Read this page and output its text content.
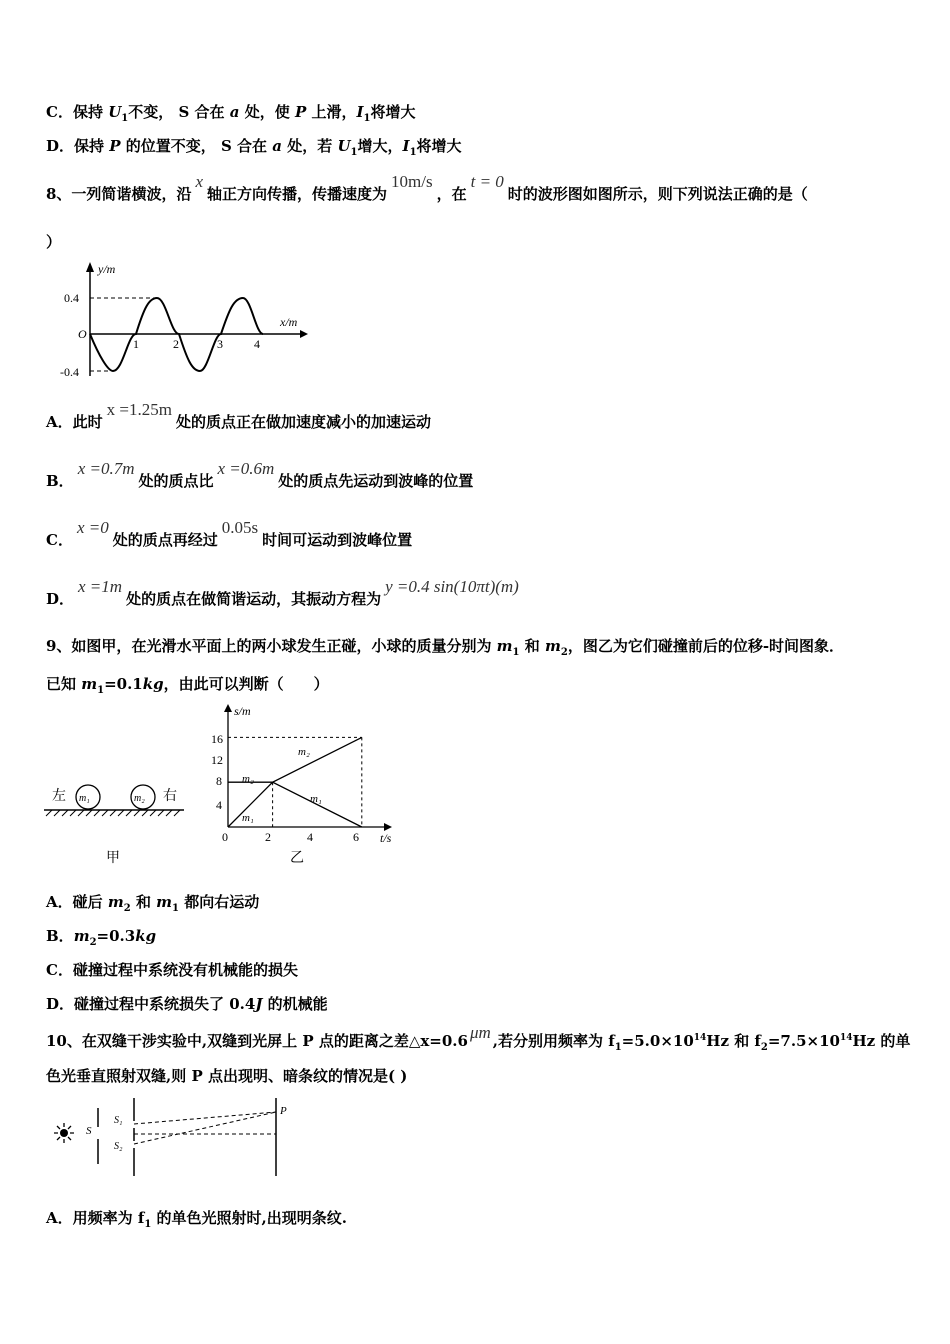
C．保持 $U_1$不变， S 合在 a 处，使 P 上滑，$I_1$将增大
D．保持 P 的位置不变， S 合在 a 处，若 $U_1$增大，$I_1$将增大
8、一列简谐横波，沿x轴正方向传播，传播速度为10m/s，在t = 0时的波形图如图所示，则下列说法正确的是（
）
y/m
x/m
0.4
-0.4
O
1	2	3	4
A．此时x =1.25m处的质点正在做加速度减小的加速运动
B．x =0.7m处的质点比x =0.6m处的质点先运动到波峰的位置
C．x =0处的质点再经过0.05s时间可运动到波峰位置
D．x =1m处的质点在做简谐运动，其振动方程为y =0.4 sin(10πt)(m)
9、如图甲，在光滑水平面上的两小球发生正碰，小球的质量分别为 $m_1$ 和 $m_2$，图乙为它们碰撞前后的位移-时间图象．
已知 $m_1=0.1kg$，由此可以判断（　　）
左 m₁	m₂ 右
甲
s/m
t/s
0
4
8
12
16
2	4	6
m₂
m₂
m₁
m₁
乙
A．碰后 $m_2$ 和 $m_1$ 都向右运动
B．$m_2=0.3kg$
C．碰撞过程中系统没有机械能的损失
D．碰撞过程中系统损失了 0.4J 的机械能
10、在双缝干涉实验中,双缝到光屏上 P 点的距离之差△x=0.6 μm ,若分别用频率为 $f_1=5.0\times 10^{14}Hz$ 和 $f_2=7.5\times 10^{14}Hz$ 的单
色光垂直照射双缝,则 P 点出现明、暗条纹的情况是( )
S
S₁
S₂
P
A．用频率为 $f_1$ 的单色光照射时,出现明条纹.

━━━━━━

### Direction
Each record above should come back exactly the same, only without its pictures.

### Written solution
Read this page and output its text content.
C．保持 $U_1$不变， S 合在 a 处，使 P 上滑，$I_1$将增大
D．保持 P 的位置不变， S 合在 a 处，若 $U_1$增大，$I_1$将增大
8、一列简谐横波，沿x轴正方向传播，传播速度为10m/s，在t = 0时的波形图如图所示，则下列说法正确的是（
）
y/m
x/m
0.4
-0.4
O
1	2	3	4
A．此时x =1.25m处的质点正在做加速度减小的加速运动
B．x =0.7m处的质点比x =0.6m处的质点先运动到波峰的位置
C．x =0处的质点再经过0.05s时间可运动到波峰位置
D．x =1m处的质点在做简谐运动，其振动方程为y =0.4 sin(10πt)(m)
9、如图甲，在光滑水平面上的两小球发生正碰，小球的质量分别为 $m_1$ 和 $m_2$，图乙为它们碰撞前后的位移-时间图象．
已知 $m_1=0.1kg$，由此可以判断（　　）
左 m₁	m₂ 右
甲
s/m
t/s
0
4
8
12
16
2	4	6
m₂
m₂
m₁
m₁
乙
A．碰后 $m_2$ 和 $m_1$ 都向右运动
B．$m_2=0.3kg$
C．碰撞过程中系统没有机械能的损失
D．碰撞过程中系统损失了 0.4J 的机械能
10、在双缝干涉实验中,双缝到光屏上 P 点的距离之差△x=0.6 μm ,若分别用频率为 $f_1=5.0\times 10^{14}Hz$ 和 $f_2=7.5\times 10^{14}Hz$ 的单
色光垂直照射双缝,则 P 点出现明、暗条纹的情况是( )
S
S₁
S₂
P
A．用频率为 $f_1$ 的单色光照射时,出现明条纹.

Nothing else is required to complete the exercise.